Find every line in the records below that holds the word "ratio", and copy each one.
======== Supplied material ========
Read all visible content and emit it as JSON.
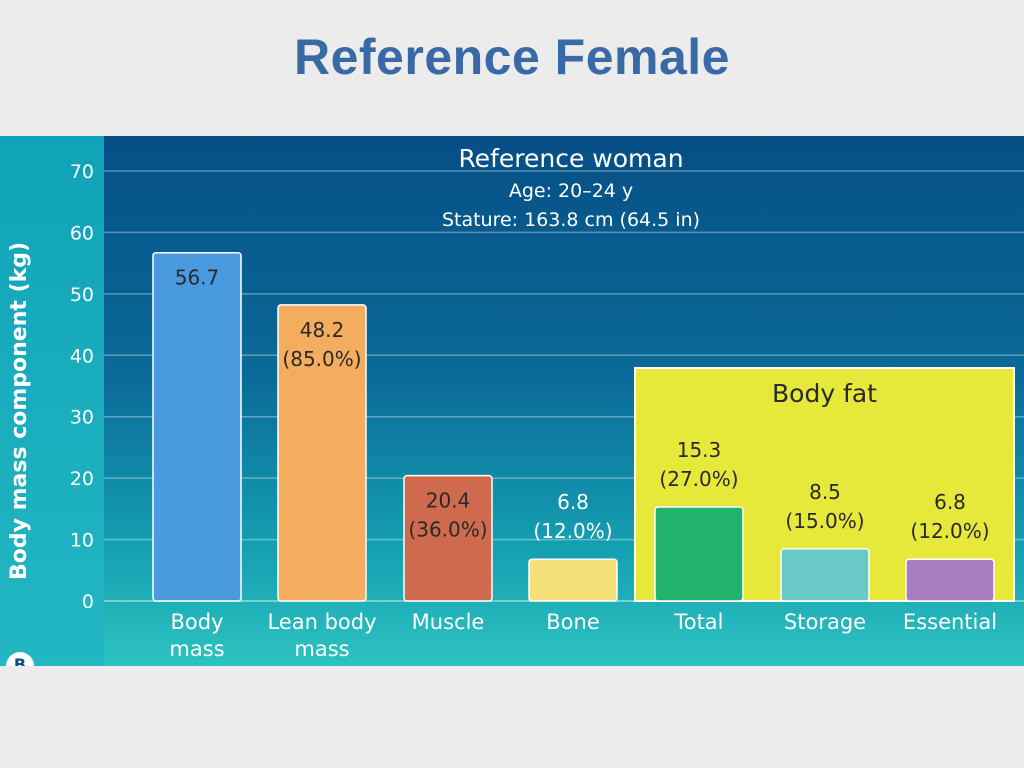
{
  "slide_title": "Reference Female",
  "chart_data": {
    "type": "bar",
    "title": "Reference woman",
    "subtitle_lines": [
      "Age: 20–24 y",
      "Stature: 163.8 cm (64.5 in)"
    ],
    "ylabel": "Body mass component (kg)",
    "xlabel": "",
    "ylim": [
      0,
      70
    ],
    "yticks": [
      0,
      10,
      20,
      30,
      40,
      50,
      60,
      70
    ],
    "categories": [
      [
        "Body",
        "mass"
      ],
      [
        "Lean body",
        "mass"
      ],
      [
        "Muscle"
      ],
      [
        "Bone"
      ],
      [
        "Total"
      ],
      [
        "Storage"
      ],
      [
        "Essential"
      ]
    ],
    "values": [
      56.7,
      48.2,
      20.4,
      6.8,
      15.3,
      8.5,
      6.8
    ],
    "data_labels": [
      [
        "56.7"
      ],
      [
        "48.2",
        "(85.0%)"
      ],
      [
        "20.4",
        "(36.0%)"
      ],
      [
        "6.8",
        "(12.0%)"
      ],
      [
        "15.3",
        "(27.0%)"
      ],
      [
        "8.5",
        "(15.0%)"
      ],
      [
        "6.8",
        "(12.0%)"
      ]
    ],
    "bar_colors": [
      "#4a9ae0",
      "#f4ad5e",
      "#d06a4e",
      "#f6e07a",
      "#22b26e",
      "#6ac9c6",
      "#a77cc0"
    ],
    "group_box": {
      "label": "Body fat",
      "categories": [
        "Total",
        "Storage",
        "Essential"
      ],
      "color": "#e6e83a"
    },
    "grid": true,
    "panel_logo": "B"
  }
}
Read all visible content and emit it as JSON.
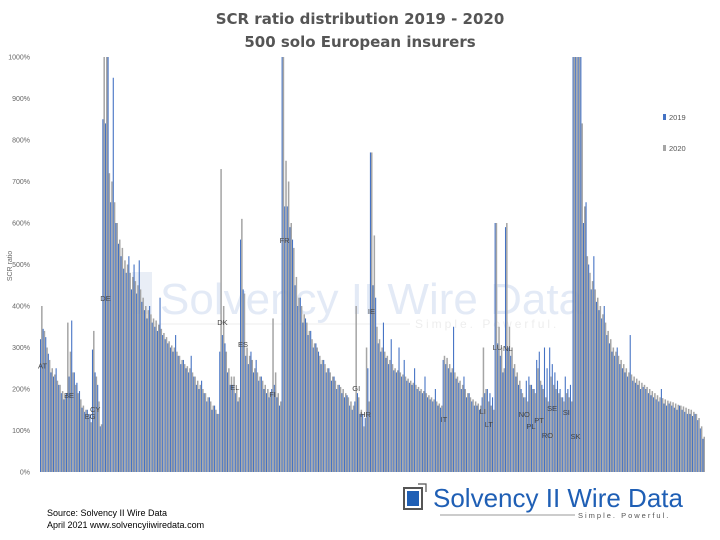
{
  "chart_data": {
    "type": "bar",
    "title": "SCR ratio distribution 2019 - 2020",
    "subtitle": "500 solo European insurers",
    "ylabel": "SCR ratio",
    "xlabel": "",
    "ylim": [
      0,
      1000
    ],
    "yticks": [
      "0%",
      "100%",
      "200%",
      "300%",
      "400%",
      "500%",
      "600%",
      "700%",
      "800%",
      "900%",
      "1000%"
    ],
    "legend_position": "right",
    "series_names": [
      "2019",
      "2020"
    ],
    "colors": {
      "2019": "#4472c4",
      "2020": "#a5a5a5"
    },
    "countries": [
      {
        "code": "AT",
        "label_y": 250,
        "v2020": [
          400,
          340,
          300,
          270,
          250,
          235,
          220,
          210,
          195,
          185
        ],
        "v2019": [
          320,
          345,
          325,
          285,
          240,
          230,
          250,
          210,
          190,
          175
        ]
      },
      {
        "code": "BE",
        "label_y": 178,
        "v2020": [
          360,
          290,
          240,
          210,
          190,
          175,
          160,
          150
        ],
        "v2019": [
          190,
          230,
          365,
          240,
          215,
          195,
          155,
          145
        ]
      },
      {
        "code": "BG",
        "label_y": 128,
        "v2020": [
          130,
          120
        ],
        "v2019": [
          150,
          140
        ]
      },
      {
        "code": "CY",
        "label_y": 145,
        "v2020": [
          340,
          230,
          170,
          115
        ],
        "v2019": [
          295,
          240,
          210,
          110
        ]
      },
      {
        "code": "DE",
        "label_y": 412,
        "v2020": [
          1000,
          1000,
          720,
          700,
          650,
          600,
          560,
          540,
          510,
          500,
          480,
          470,
          460,
          450,
          440,
          420,
          400,
          390,
          380,
          370,
          365,
          355,
          345,
          335,
          325,
          315,
          305,
          300,
          290,
          280,
          270,
          260,
          255,
          250,
          240,
          230,
          220,
          210,
          200,
          190,
          180,
          170,
          160,
          150,
          140
        ],
        "v2019": [
          850,
          840,
          1000,
          650,
          950,
          600,
          550,
          520,
          490,
          480,
          520,
          440,
          500,
          430,
          510,
          410,
          390,
          370,
          400,
          360,
          350,
          340,
          420,
          330,
          320,
          310,
          300,
          290,
          330,
          280,
          260,
          270,
          250,
          240,
          280,
          230,
          210,
          200,
          220,
          190,
          170,
          180,
          150,
          160,
          140
        ]
      },
      {
        "code": "DK",
        "label_y": 354,
        "v2020": [
          730,
          400,
          290,
          250,
          230
        ],
        "v2019": [
          290,
          330,
          310,
          240,
          210
        ]
      },
      {
        "code": "EL",
        "label_y": 198,
        "v2020": [
          230,
          200,
          180
        ],
        "v2019": [
          210,
          190,
          170
        ]
      },
      {
        "code": "ES",
        "label_y": 301,
        "v2020": [
          610,
          430,
          300,
          280,
          270,
          250,
          240,
          230,
          220,
          210,
          200,
          190
        ],
        "v2019": [
          560,
          440,
          280,
          260,
          290,
          240,
          270,
          220,
          230,
          200,
          190,
          180
        ]
      },
      {
        "code": "FI",
        "label_y": 181,
        "v2020": [
          370,
          240,
          190,
          170
        ],
        "v2019": [
          200,
          210,
          180,
          160
        ]
      },
      {
        "code": "FR",
        "label_y": 552,
        "v2020": [
          1000,
          750,
          700,
          600,
          540,
          470,
          420,
          400,
          380,
          360,
          340,
          320,
          310,
          300,
          280,
          270,
          260,
          250,
          240,
          230,
          220,
          210,
          205,
          200,
          190,
          180,
          170,
          160
        ],
        "v2019": [
          1000,
          640,
          640,
          590,
          560,
          450,
          400,
          420,
          360,
          370,
          330,
          340,
          300,
          310,
          290,
          260,
          270,
          240,
          250,
          220,
          230,
          200,
          210,
          190,
          180,
          185,
          160,
          150
        ]
      },
      {
        "code": "GI",
        "label_y": 195,
        "v2020": [
          400,
          180,
          150
        ],
        "v2019": [
          170,
          190,
          140
        ]
      },
      {
        "code": "HR",
        "label_y": 133,
        "v2020": [
          110,
          300,
          170
        ],
        "v2019": [
          140,
          130,
          250
        ]
      },
      {
        "code": "IE",
        "label_y": 381,
        "v2020": [
          770,
          570,
          350,
          320,
          300,
          290,
          280,
          270,
          260,
          250,
          245,
          240,
          235,
          230,
          225,
          220,
          215,
          210,
          205,
          200,
          195,
          190,
          185,
          180,
          175,
          170,
          165,
          160
        ],
        "v2019": [
          770,
          450,
          420,
          310,
          290,
          360,
          275,
          260,
          320,
          245,
          240,
          300,
          230,
          270,
          220,
          215,
          210,
          250,
          200,
          195,
          190,
          230,
          180,
          175,
          170,
          200,
          160,
          155
        ]
      },
      {
        "code": "IT",
        "label_y": 120,
        "v2020": [
          280,
          275,
          260,
          250,
          240,
          230,
          220,
          210,
          200,
          190,
          180,
          175,
          170,
          165,
          160
        ],
        "v2019": [
          270,
          260,
          250,
          240,
          350,
          225,
          215,
          200,
          230,
          180,
          190,
          170,
          160,
          160,
          150
        ]
      },
      {
        "code": "LI",
        "label_y": 140,
        "v2020": [
          300,
          200
        ],
        "v2019": [
          180,
          190
        ]
      },
      {
        "code": "LT",
        "label_y": 108,
        "v2020": [
          170,
          160,
          150
        ],
        "v2019": [
          200,
          190,
          180
        ]
      },
      {
        "code": "LU",
        "label_y": 294,
        "v2020": [
          600,
          350,
          300,
          250
        ],
        "v2019": [
          600,
          310,
          280,
          240
        ]
      },
      {
        "code": "NL",
        "label_y": 292,
        "v2020": [
          600,
          350,
          300,
          260,
          240,
          220
        ],
        "v2019": [
          590,
          300,
          280,
          250,
          230,
          210
        ]
      },
      {
        "code": "NO",
        "label_y": 133,
        "v2020": [
          190,
          180,
          170
        ],
        "v2019": [
          200,
          180,
          220
        ]
      },
      {
        "code": "PL",
        "label_y": 104,
        "v2020": [
          210,
          200,
          190
        ],
        "v2019": [
          230,
          210,
          200
        ]
      },
      {
        "code": "PT",
        "label_y": 118,
        "v2020": [
          250,
          220,
          200
        ],
        "v2019": [
          270,
          290,
          210
        ]
      },
      {
        "code": "RO",
        "label_y": 82,
        "v2020": [
          180,
          170
        ],
        "v2019": [
          300,
          250
        ]
      },
      {
        "code": "SE",
        "label_y": 147,
        "v2020": [
          230,
          210,
          200,
          190,
          180,
          170
        ],
        "v2019": [
          300,
          260,
          240,
          220,
          200,
          180
        ]
      },
      {
        "code": "SI",
        "label_y": 137,
        "v2020": [
          190,
          180,
          170
        ],
        "v2019": [
          230,
          200,
          210
        ]
      },
      {
        "code": "SK",
        "label_y": 80,
        "v2020": [
          1000,
          1000,
          1000,
          840,
          640,
          520,
          480,
          460,
          440,
          420,
          400,
          380,
          360,
          340,
          320,
          300,
          290,
          280,
          270,
          260,
          250,
          240,
          235,
          230,
          225,
          220,
          215,
          210,
          205,
          200,
          195,
          190,
          185,
          180,
          178,
          175,
          172,
          170,
          168,
          165,
          162,
          160,
          158,
          155,
          152,
          150,
          145,
          140,
          130,
          110,
          85
        ],
        "v2019": [
          1000,
          1000,
          1000,
          1000,
          600,
          650,
          500,
          440,
          520,
          410,
          390,
          370,
          400,
          330,
          310,
          290,
          280,
          300,
          260,
          250,
          240,
          230,
          330,
          220,
          215,
          210,
          200,
          205,
          200,
          190,
          185,
          180,
          175,
          170,
          200,
          165,
          160,
          165,
          160,
          155,
          150,
          160,
          150,
          145,
          140,
          140,
          135,
          140,
          125,
          105,
          80
        ]
      }
    ]
  },
  "watermark": {
    "name": "Solvency II Wire Data",
    "tagline": "Simple. Powerful."
  },
  "logo": {
    "name": "Solvency II Wire Data",
    "tagline": "Simple. Powerful."
  },
  "footer": {
    "source": "Source: Solvency II Wire Data",
    "date_url": "April 2021 www.solvencyiiwiredata.com"
  }
}
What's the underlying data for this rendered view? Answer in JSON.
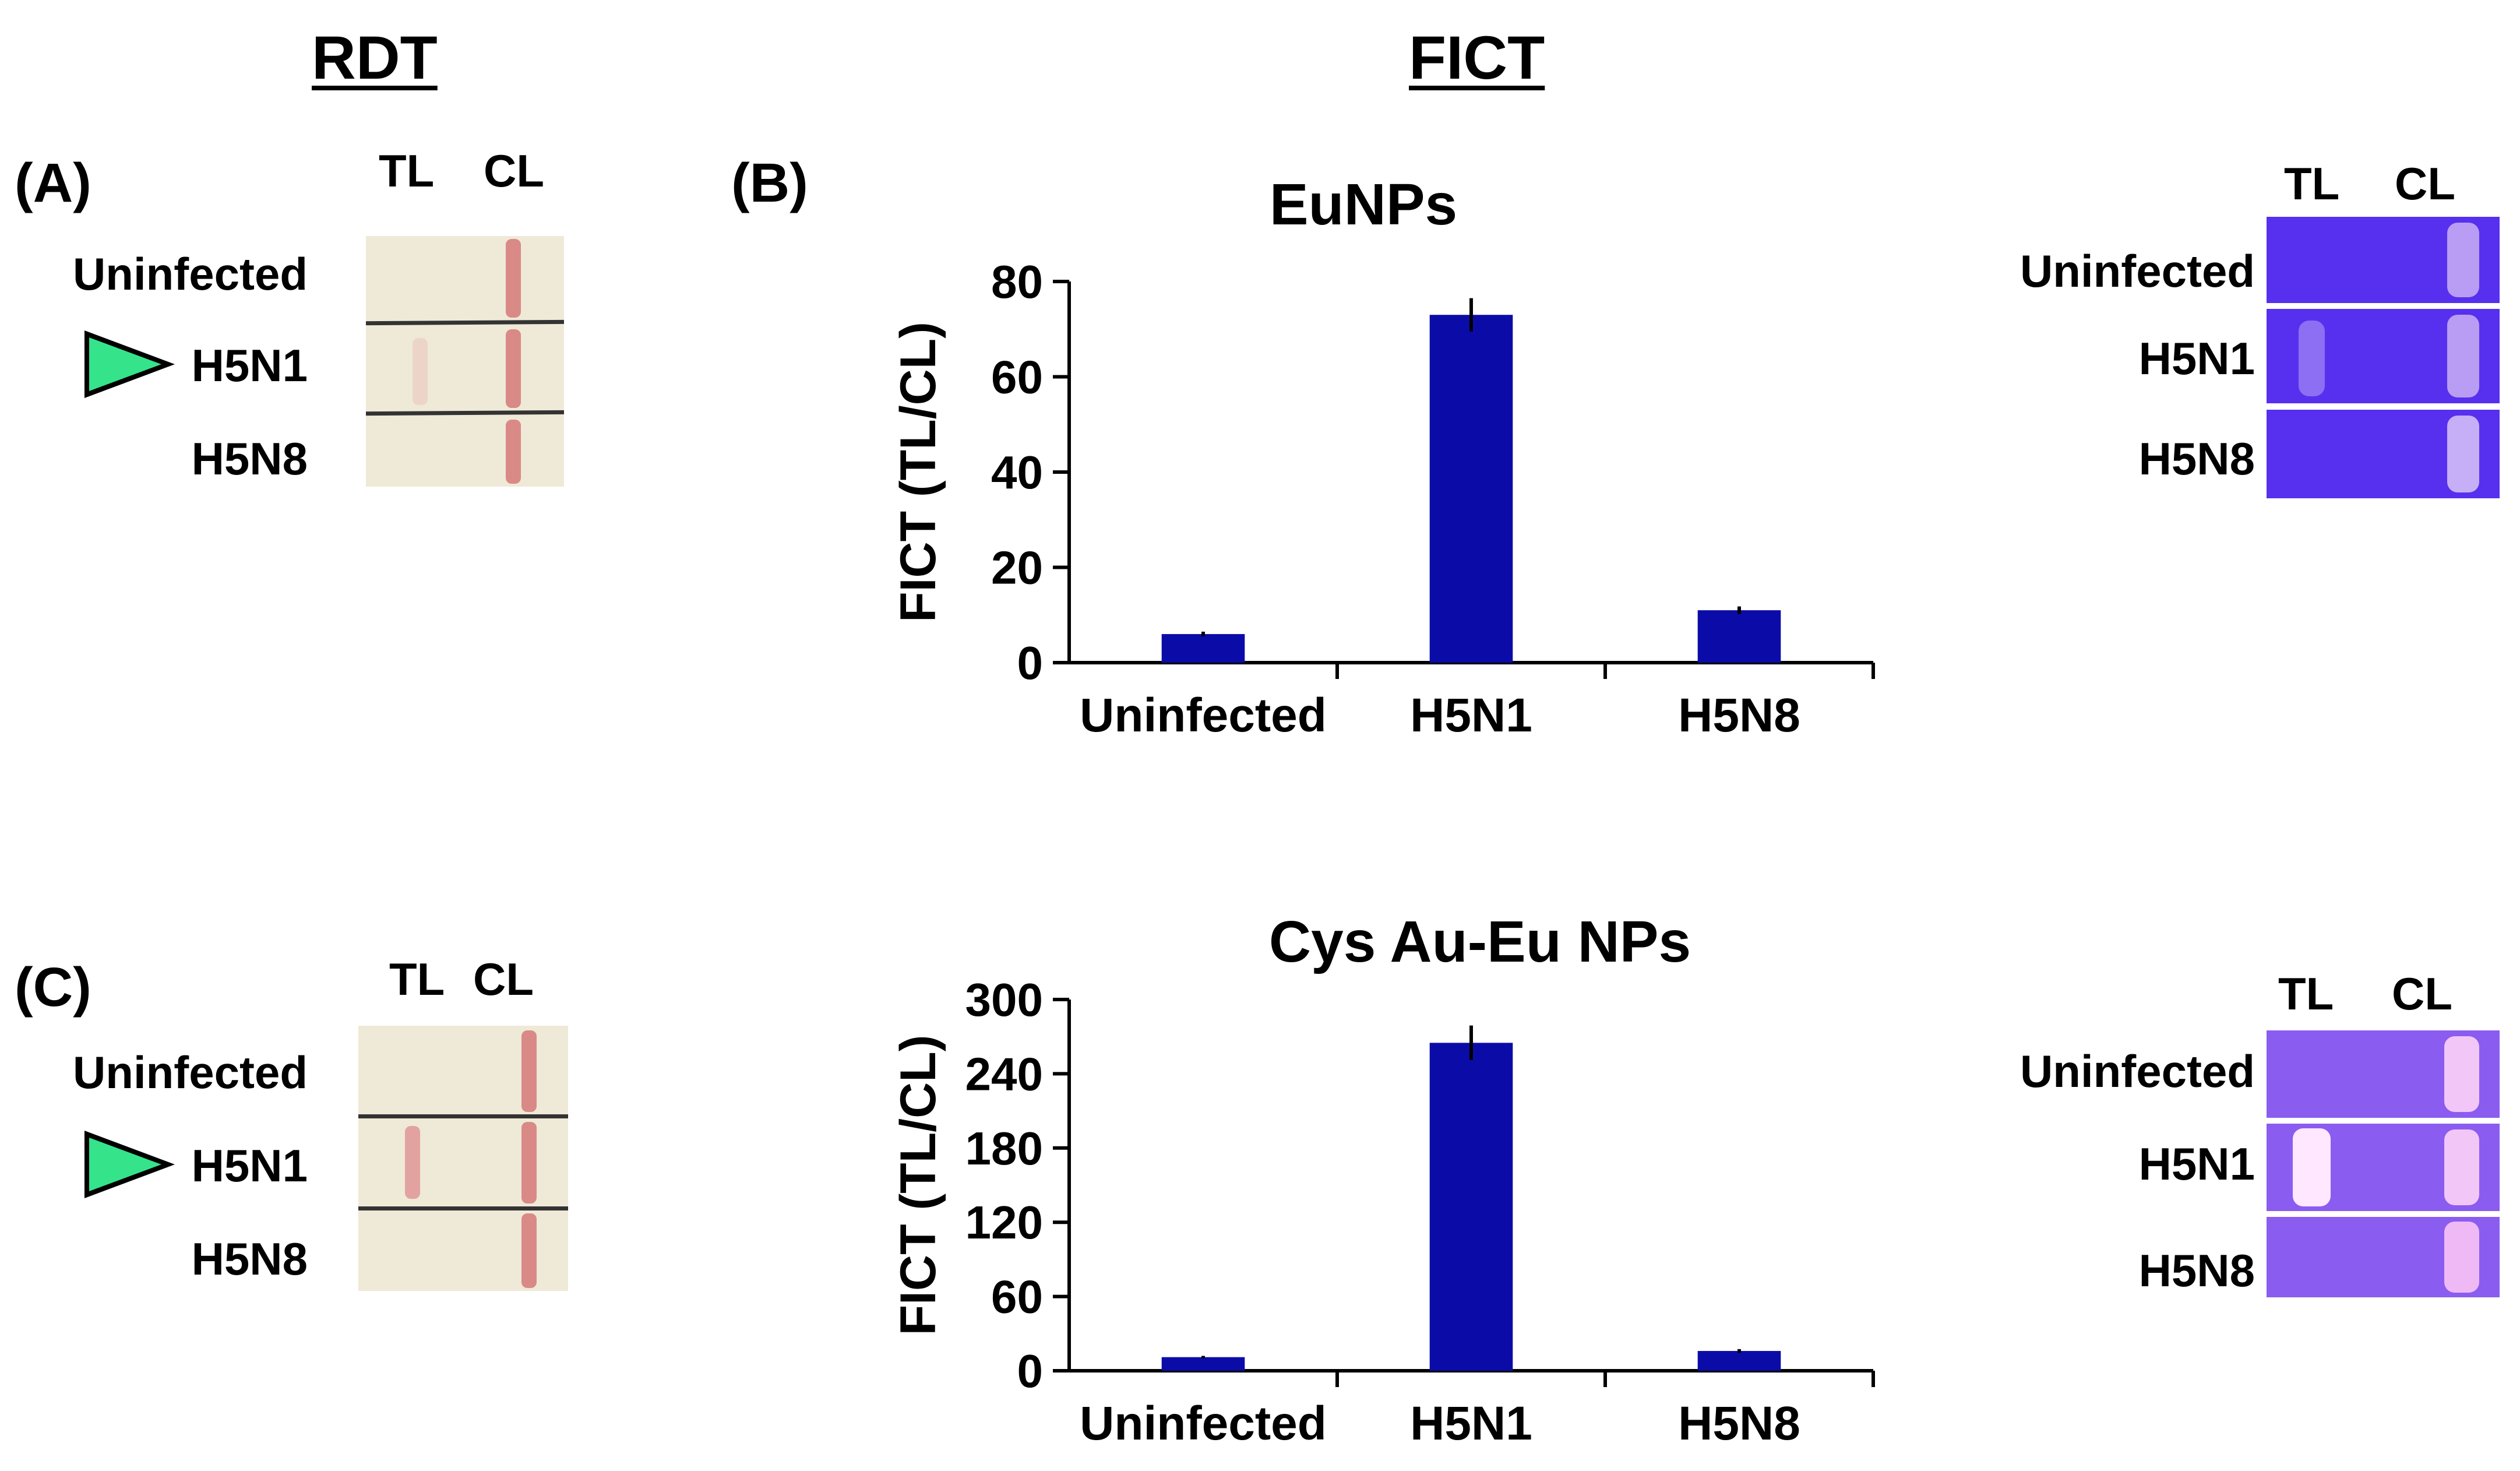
{
  "headers": {
    "rdt": "RDT",
    "fict": "FICT"
  },
  "panels": {
    "a": "(A)",
    "b": "(B)",
    "c": "(C)"
  },
  "lanes": {
    "tl": "TL",
    "cl": "CL"
  },
  "samples": [
    "Uninfected",
    "H5N1",
    "H5N8"
  ],
  "colors": {
    "bar": "#0b0ca8",
    "triangle": "#35e38b",
    "fluor_strip_top": "#5a2ff0",
    "fluor_strip_bottom": "#8a5cf0"
  },
  "chart_data": [
    {
      "type": "bar",
      "title": "EuNPs",
      "categories": [
        "Uninfected",
        "H5N1",
        "H5N8"
      ],
      "values": [
        6,
        73,
        11
      ],
      "errors": [
        0.5,
        3.5,
        0.8
      ],
      "xlabel": "",
      "ylabel": "FICT (TL/CL)",
      "ylim": [
        0,
        80
      ],
      "yticks": [
        0,
        20,
        40,
        60,
        80
      ]
    },
    {
      "type": "bar",
      "title": "Cys Au-Eu NPs",
      "categories": [
        "Uninfected",
        "H5N1",
        "H5N8"
      ],
      "values": [
        11,
        265,
        16
      ],
      "errors": [
        1,
        14,
        1.5
      ],
      "xlabel": "",
      "ylabel": "FICT (TL/CL)",
      "ylim": [
        0,
        300
      ],
      "yticks": [
        0,
        60,
        120,
        180,
        240,
        300
      ]
    }
  ]
}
========
| Response |
    "title": "SCR ratio distribution 2019 - 2020",
    "ylabel": "SCR ratio",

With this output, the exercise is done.